→ **WHAT IS BEING ASKED**: Express every line of the listing below as a Markdown table with two columns, Row and Line. Number the rows and leave out any blank lines.

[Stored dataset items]
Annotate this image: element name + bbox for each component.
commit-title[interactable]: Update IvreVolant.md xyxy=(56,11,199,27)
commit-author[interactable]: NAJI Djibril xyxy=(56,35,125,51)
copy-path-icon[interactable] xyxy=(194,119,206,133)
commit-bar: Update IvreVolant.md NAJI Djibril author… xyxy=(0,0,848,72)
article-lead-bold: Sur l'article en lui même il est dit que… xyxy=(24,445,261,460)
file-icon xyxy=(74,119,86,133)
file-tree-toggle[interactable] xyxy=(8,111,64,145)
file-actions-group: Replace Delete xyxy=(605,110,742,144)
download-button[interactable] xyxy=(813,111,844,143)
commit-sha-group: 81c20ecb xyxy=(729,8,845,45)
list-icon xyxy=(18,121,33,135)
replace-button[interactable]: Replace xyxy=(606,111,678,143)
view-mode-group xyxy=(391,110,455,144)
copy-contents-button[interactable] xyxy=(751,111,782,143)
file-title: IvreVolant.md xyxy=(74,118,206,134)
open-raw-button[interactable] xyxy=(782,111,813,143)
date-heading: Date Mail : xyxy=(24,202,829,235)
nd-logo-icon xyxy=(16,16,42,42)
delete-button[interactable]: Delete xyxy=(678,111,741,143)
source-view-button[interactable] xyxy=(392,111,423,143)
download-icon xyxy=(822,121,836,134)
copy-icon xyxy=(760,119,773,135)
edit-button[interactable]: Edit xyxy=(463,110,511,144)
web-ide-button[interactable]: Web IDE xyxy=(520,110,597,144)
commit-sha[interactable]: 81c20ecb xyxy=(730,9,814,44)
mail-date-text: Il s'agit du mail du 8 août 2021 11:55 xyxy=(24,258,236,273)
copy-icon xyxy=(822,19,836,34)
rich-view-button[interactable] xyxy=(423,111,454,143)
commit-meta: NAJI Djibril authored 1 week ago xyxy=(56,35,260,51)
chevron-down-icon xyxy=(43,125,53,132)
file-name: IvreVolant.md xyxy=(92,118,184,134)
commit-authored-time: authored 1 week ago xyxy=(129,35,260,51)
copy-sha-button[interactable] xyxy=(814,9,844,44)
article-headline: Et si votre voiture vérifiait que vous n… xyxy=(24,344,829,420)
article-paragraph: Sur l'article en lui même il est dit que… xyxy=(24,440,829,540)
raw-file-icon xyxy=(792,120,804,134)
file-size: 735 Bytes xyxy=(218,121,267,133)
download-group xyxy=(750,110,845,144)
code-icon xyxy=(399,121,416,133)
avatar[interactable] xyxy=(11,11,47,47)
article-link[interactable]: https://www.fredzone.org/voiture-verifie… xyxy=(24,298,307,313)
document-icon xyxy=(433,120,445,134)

→ **RESPONSE TO THE TASK**:
| Row | Line |
|---|---|
| 1 | Annotate this image: element name + bbox for each component. |
| 2 | commit-title[interactable]: Update IvreVolant.md xyxy=(56,11,199,27) |
| 3 | commit-author[interactable]: NAJI Djibril xyxy=(56,35,125,51) |
| 4 | copy-path-icon[interactable] xyxy=(194,119,206,133) |
| 5 | commit-bar: Update IvreVolant.md NAJI Djibril author… xyxy=(0,0,848,72) |
| 6 | article-lead-bold: Sur l'article en lui même il est dit que… xyxy=(24,445,261,460) |
| 7 | file-icon xyxy=(74,119,86,133) |
| 8 | file-tree-toggle[interactable] xyxy=(8,111,64,145) |
| 9 | file-actions-group: Replace Delete xyxy=(605,110,742,144) |
| 10 | download-button[interactable] xyxy=(813,111,844,143) |
| 11 | commit-sha-group: 81c20ecb xyxy=(729,8,845,45) |
| 12 | list-icon xyxy=(18,121,33,135) |
| 13 | replace-button[interactable]: Replace xyxy=(606,111,678,143) |
| 14 | view-mode-group xyxy=(391,110,455,144) |
| 15 | copy-contents-button[interactable] xyxy=(751,111,782,143) |
| 16 | file-title: IvreVolant.md xyxy=(74,118,206,134) |
| 17 | open-raw-button[interactable] xyxy=(782,111,813,143) |
| 18 | date-heading: Date Mail : xyxy=(24,202,829,235) |
| 19 | nd-logo-icon xyxy=(16,16,42,42) |
| 20 | delete-button[interactable]: Delete xyxy=(678,111,741,143) |
| 21 | source-view-button[interactable] xyxy=(392,111,423,143) |
| 22 | download-icon xyxy=(822,121,836,134) |
| 23 | copy-icon xyxy=(760,119,773,135) |
| 24 | edit-button[interactable]: Edit xyxy=(463,110,511,144) |
| 25 | web-ide-button[interactable]: Web IDE xyxy=(520,110,597,144) |
| 26 | commit-sha[interactable]: 81c20ecb xyxy=(730,9,814,44) |
| 27 | mail-date-text: Il s'agit du mail du 8 août 2021 11:55 xyxy=(24,258,236,273) |
| 28 | copy-icon xyxy=(822,19,836,34) |
| 29 | rich-view-button[interactable] xyxy=(423,111,454,143) |
| 30 | commit-meta: NAJI Djibril authored 1 week ago xyxy=(56,35,260,51) |
| 31 | chevron-down-icon xyxy=(43,125,53,132) |
| 32 | file-name: IvreVolant.md xyxy=(92,118,184,134) |
| 33 | commit-authored-time: authored 1 week ago xyxy=(129,35,260,51) |
| 34 | copy-sha-button[interactable] xyxy=(814,9,844,44) |
| 35 | article-headline: Et si votre voiture vérifiait que vous n… xyxy=(24,344,829,420) |
| 36 | article-paragraph: Sur l'article en lui même il est dit que… xyxy=(24,440,829,540) |
| 37 | raw-file-icon xyxy=(792,120,804,134) |
| 38 | file-size: 735 Bytes xyxy=(218,121,267,133) |
| 39 | download-group xyxy=(750,110,845,144) |
| 40 | code-icon xyxy=(399,121,416,133) |
| 41 | avatar[interactable] xyxy=(11,11,47,47) |
| 42 | article-link[interactable]: https://www.fredzone.org/voiture-verifie… xyxy=(24,298,307,313) |
| 43 | document-icon xyxy=(433,120,445,134) |